[Stored records]
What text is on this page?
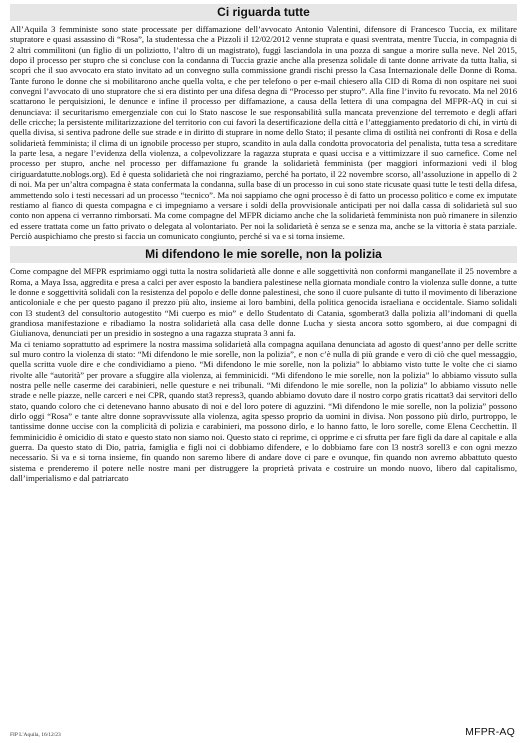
Ci riguarda tutte

All’Aquila 3 femministe sono state processate per diffamazione dell’avvocato Antonio Valentini, difensore di Francesco Tuccia, ex militare stupratore e quasi assassino di “Rosa”, la studentessa che a Pizzoli il 12/02/2012 venne stuprata e quasi sventrata, mentre Tuccia, in compagnia di 2 altri commilitoni (un figlio di un poliziotto, l’altro di un magistrato), fuggì lasciandola in una pozza di sangue a morire sulla neve. Nel 2015, dopo il processo per stupro che si concluse con la condanna di Tuccia grazie anche alla presenza solidale di tante donne arrivate da tutta Italia, si scoprì che il suo avvocato era stato invitato ad un convegno sulla commissione grandi rischi presso la Casa Internazionale delle Donne di Roma. Tante furono le donne che si mobilitarono anche quella volta, e che per telefono o per e-mail chiesero alla CID di Roma di non ospitare nei suoi convegni l’avvocato di uno stupratore che si era distinto per una difesa degna di “Processo per stupro”. Alla fine l’invito fu revocato. Ma nel 2016 scattarono le perquisizioni, le denunce e infine il processo per diffamazione, a causa della lettera di una compagna del MFPR-AQ in cui si denunciava: il securitarismo emergenziale con cui lo Stato nascose le sue responsabilità sulla mancata prevenzione del terremoto e degli affari delle cricche; la persistente militarizzazione del territorio con cui favorì la desertificazione della città e l’atteggiamento predatorio di chi, in virtù di quella divisa, si sentiva padrone delle sue strade e in diritto di stuprare in nome dello Stato; il pesante clima di ostilità nei confronti di Rosa e della solidarietà femminista; il clima di un ignobile processo per stupro, scandito in aula dalla condotta provocatoria del penalista, tutta tesa a screditare la parte lesa, a negare l’evidenza della violenza, a colpevolizzare la ragazza stuprata e quasi uccisa e a vittimizzare il suo carnefice. Come nel processo per stupro, anche nel processo per diffamazione fu grande la solidarietà femminista (per maggiori informazioni vedi il blog ciriguardatutte.noblogs.org). Ed è questa solidarietà che noi ringraziamo, perché ha portato, il 22 novembre scorso, all’assoluzione in appello di 2 di noi. Ma per un’altra compagna è stata confermata la condanna, sulla base di un processo in cui sono state ricusate quasi tutte le testi della difesa, ammettendo solo i testi necessari ad un processo “tecnico”. Ma noi sappiamo che ogni processo è di fatto un processo politico e come ex imputate restiamo al fianco di questa compagna e ci impegniamo a versare i soldi della provvisionale anticipati per noi dalla cassa di solidarietà sul suo conto non appena ci verranno rimborsati. Ma come compagne del MFPR diciamo anche che la solidarietà femminista non può rimanere in silenzio ed essere trattata come un fatto privato o delegata al volontariato. Per noi la solidarietà è senza se e senza ma, anche se la vittoria è stata parziale. Perciò auspichiamo che presto si faccia un comunicato congiunto, perché si va e si torna insieme.

Mi difendono le mie sorelle, non la polizia

Come compagne del MFPR esprimiamo oggi tutta la nostra solidarietà alle donne e alle soggettività non conformi manganellate il 25 novembre a Roma, a Maya Issa, aggredita e presa a calci per aver esposto la bandiera palestinese nella giornata mondiale contro la violenza sulle donne, a tutte le donne e soggettività solidali con la resistenza del popolo e delle donne palestinesi, che sono il cuore pulsante di tutto il movimento di liberazione anticoloniale e che per questo pagano il prezzo più alto, insieme ai loro bambini, della politica genocida israeliana e occidentale. Siamo solidali con l3 student3 del consultorio autogestito “Mi cuerpo es mio” e dello Studentato di Catania, sgomberat3 dalla polizia all’indomani di quella grandiosa manifestazione e ribadiamo la nostra solidarietà alla casa delle donne Lucha y siesta ancora sotto sgombero, ai due compagni di Giulianova, denunciati per un presidio in sostegno a una ragazza stuprata 3 anni fa.

Ma ci teniamo soprattutto ad esprimere la nostra massima solidarietà alla compagna aquilana denunciata ad agosto di quest’anno per delle scritte sul muro contro la violenza di stato: “Mi difendono le mie sorelle, non la polizia”, e non c’è nulla di più grande e vero di ciò che quel messaggio, quella scritta vuole dire e che condividiamo a pieno. “Mi difendono le mie sorelle, non la polizia” lo abbiamo visto tutte le volte che ci siamo rivolte alle “autorità” per provare a sfuggire alla violenza, ai femminicidi. “Mi difendono le mie sorelle, non la polizia” lo abbiamo vissuto sulla nostra pelle nelle caserme dei carabinieri, nelle questure e nei tribunali. “Mi difendono le mie sorelle, non la polizia” lo abbiamo vissuto nelle strade e nelle piazze, nelle carceri e nei CPR, quando stat3 repress3, quando abbiamo dovuto dare il nostro corpo gratis ricattat3 dai servitori dello stato, quando coloro che ci detenevano hanno abusato di noi e del loro potere di aguzzini. “Mi difendono le mie sorelle, non la polizia” possono dirlo oggi “Rosa” e tante altre donne sopravvissute alla violenza, agita spesso proprio da uomini in divisa. Non possono più dirlo, purtroppo, le tantissime donne uccise con la complicità di polizia e carabinieri, ma possono dirlo, e lo hanno fatto, le loro sorelle, come Elena Cecchettin. Il femminicidio è omicidio di stato e questo stato non siamo noi. Questo stato ci reprime, ci opprime e ci sfrutta per fare figli da dare al capitale e alla guerra. Da questo stato di Dio, patria, famiglia e figli noi ci dobbiamo difendere, e lo dobbiamo fare con l3 nostr3 sorell3 e con ogni mezzo necessario. Si va e si torna insieme, fin quando non saremo libere di andare dove ci pare e ovunque, fin quando non avremo abbattuto questo sistema e prenderemo il potere nelle nostre mani per distruggere la proprietà privata e costruire un mondo nuovo, libero dal capitalismo, dall’imperialismo e dal patriarcato

FIP L'Aquila, 16/12/23	MFPR-AQ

## What the exercise asks
Without the pictures, extract every entry verbatim.

## Correct response
What text is on this page?
Ci riguarda tutte

All’Aquila 3 femministe sono state processate per diffamazione dell’avvocato Antonio Valentini, difensore di Francesco Tuccia, ex militare stupratore e quasi assassino di “Rosa”, la studentessa che a Pizzoli il 12/02/2012 venne stuprata e quasi sventrata, mentre Tuccia, in compagnia di 2 altri commilitoni (un figlio di un poliziotto, l’altro di un magistrato), fuggì lasciandola in una pozza di sangue a morire sulla neve. Nel 2015, dopo il processo per stupro che si concluse con la condanna di Tuccia grazie anche alla presenza solidale di tante donne arrivate da tutta Italia, si scoprì che il suo avvocato era stato invitato ad un convegno sulla commissione grandi rischi presso la Casa Internazionale delle Donne di Roma. Tante furono le donne che si mobilitarono anche quella volta, e che per telefono o per e-mail chiesero alla CID di Roma di non ospitare nei suoi convegni l’avvocato di uno stupratore che si era distinto per una difesa degna di “Processo per stupro”. Alla fine l’invito fu revocato. Ma nel 2016 scattarono le perquisizioni, le denunce e infine il processo per diffamazione, a causa della lettera di una compagna del MFPR-AQ in cui si denunciava: il securitarismo emergenziale con cui lo Stato nascose le sue responsabilità sulla mancata prevenzione del terremoto e degli affari delle cricche; la persistente militarizzazione del territorio con cui favorì la desertificazione della città e l’atteggiamento predatorio di chi, in virtù di quella divisa, si sentiva padrone delle sue strade e in diritto di stuprare in nome dello Stato; il pesante clima di ostilità nei confronti di Rosa e della solidarietà femminista; il clima di un ignobile processo per stupro, scandito in aula dalla condotta provocatoria del penalista, tutta tesa a screditare la parte lesa, a negare l’evidenza della violenza, a colpevolizzare la ragazza stuprata e quasi uccisa e a vittimizzare il suo carnefice. Come nel processo per stupro, anche nel processo per diffamazione fu grande la solidarietà femminista (per maggiori informazioni vedi il blog ciriguardatutte.noblogs.org). Ed è questa solidarietà che noi ringraziamo, perché ha portato, il 22 novembre scorso, all’assoluzione in appello di 2 di noi. Ma per un’altra compagna è stata confermata la condanna, sulla base di un processo in cui sono state ricusate quasi tutte le testi della difesa, ammettendo solo i testi necessari ad un processo “tecnico”. Ma noi sappiamo che ogni processo è di fatto un processo politico e come ex imputate restiamo al fianco di questa compagna e ci impegniamo a versare i soldi della provvisionale anticipati per noi dalla cassa di solidarietà sul suo conto non appena ci verranno rimborsati. Ma come compagne del MFPR diciamo anche che la solidarietà femminista non può rimanere in silenzio ed essere trattata come un fatto privato o delegata al volontariato. Per noi la solidarietà è senza se e senza ma, anche se la vittoria è stata parziale. Perciò auspichiamo che presto si faccia un comunicato congiunto, perché si va e si torna insieme.

Mi difendono le mie sorelle, non la polizia

Come compagne del MFPR esprimiamo oggi tutta la nostra solidarietà alle donne e alle soggettività non conformi manganellate il 25 novembre a Roma, a Maya Issa, aggredita e presa a calci per aver esposto la bandiera palestinese nella giornata mondiale contro la violenza sulle donne, a tutte le donne e soggettività solidali con la resistenza del popolo e delle donne palestinesi, che sono il cuore pulsante di tutto il movimento di liberazione anticoloniale e che per questo pagano il prezzo più alto, insieme ai loro bambini, della politica genocida israeliana e occidentale. Siamo solidali con l3 student3 del consultorio autogestito “Mi cuerpo es mio” e dello Studentato di Catania, sgomberat3 dalla polizia all’indomani di quella grandiosa manifestazione e ribadiamo la nostra solidarietà alla casa delle donne Lucha y siesta ancora sotto sgombero, ai due compagni di Giulianova, denunciati per un presidio in sostegno a una ragazza stuprata 3 anni fa.

Ma ci teniamo soprattutto ad esprimere la nostra massima solidarietà alla compagna aquilana denunciata ad agosto di quest’anno per delle scritte sul muro contro la violenza di stato: “Mi difendono le mie sorelle, non la polizia”, e non c’è nulla di più grande e vero di ciò che quel messaggio, quella scritta vuole dire e che condividiamo a pieno. “Mi difendono le mie sorelle, non la polizia” lo abbiamo visto tutte le volte che ci siamo rivolte alle “autorità” per provare a sfuggire alla violenza, ai femminicidi. “Mi difendono le mie sorelle, non la polizia” lo abbiamo vissuto sulla nostra pelle nelle caserme dei carabinieri, nelle questure e nei tribunali. “Mi difendono le mie sorelle, non la polizia” lo abbiamo vissuto nelle strade e nelle piazze, nelle carceri e nei CPR, quando stat3 repress3, quando abbiamo dovuto dare il nostro corpo gratis ricattat3 dai servitori dello stato, quando coloro che ci detenevano hanno abusato di noi e del loro potere di aguzzini. “Mi difendono le mie sorelle, non la polizia” possono dirlo oggi “Rosa” e tante altre donne sopravvissute alla violenza, agita spesso proprio da uomini in divisa. Non possono più dirlo, purtroppo, le tantissime donne uccise con la complicità di polizia e carabinieri, ma possono dirlo, e lo hanno fatto, le loro sorelle, come Elena Cecchettin. Il femminicidio è omicidio di stato e questo stato non siamo noi. Questo stato ci reprime, ci opprime e ci sfrutta per fare figli da dare al capitale e alla guerra. Da questo stato di Dio, patria, famiglia e figli noi ci dobbiamo difendere, e lo dobbiamo fare con l3 nostr3 sorell3 e con ogni mezzo necessario. Si va e si torna insieme, fin quando non saremo libere di andare dove ci pare e ovunque, fin quando non avremo abbattuto questo sistema e prenderemo il potere nelle nostre mani per distruggere la proprietà privata e costruire un mondo nuovo, libero dal capitalismo, dall’imperialismo e dal patriarcato

FIP L'Aquila, 16/12/23	MFPR-AQ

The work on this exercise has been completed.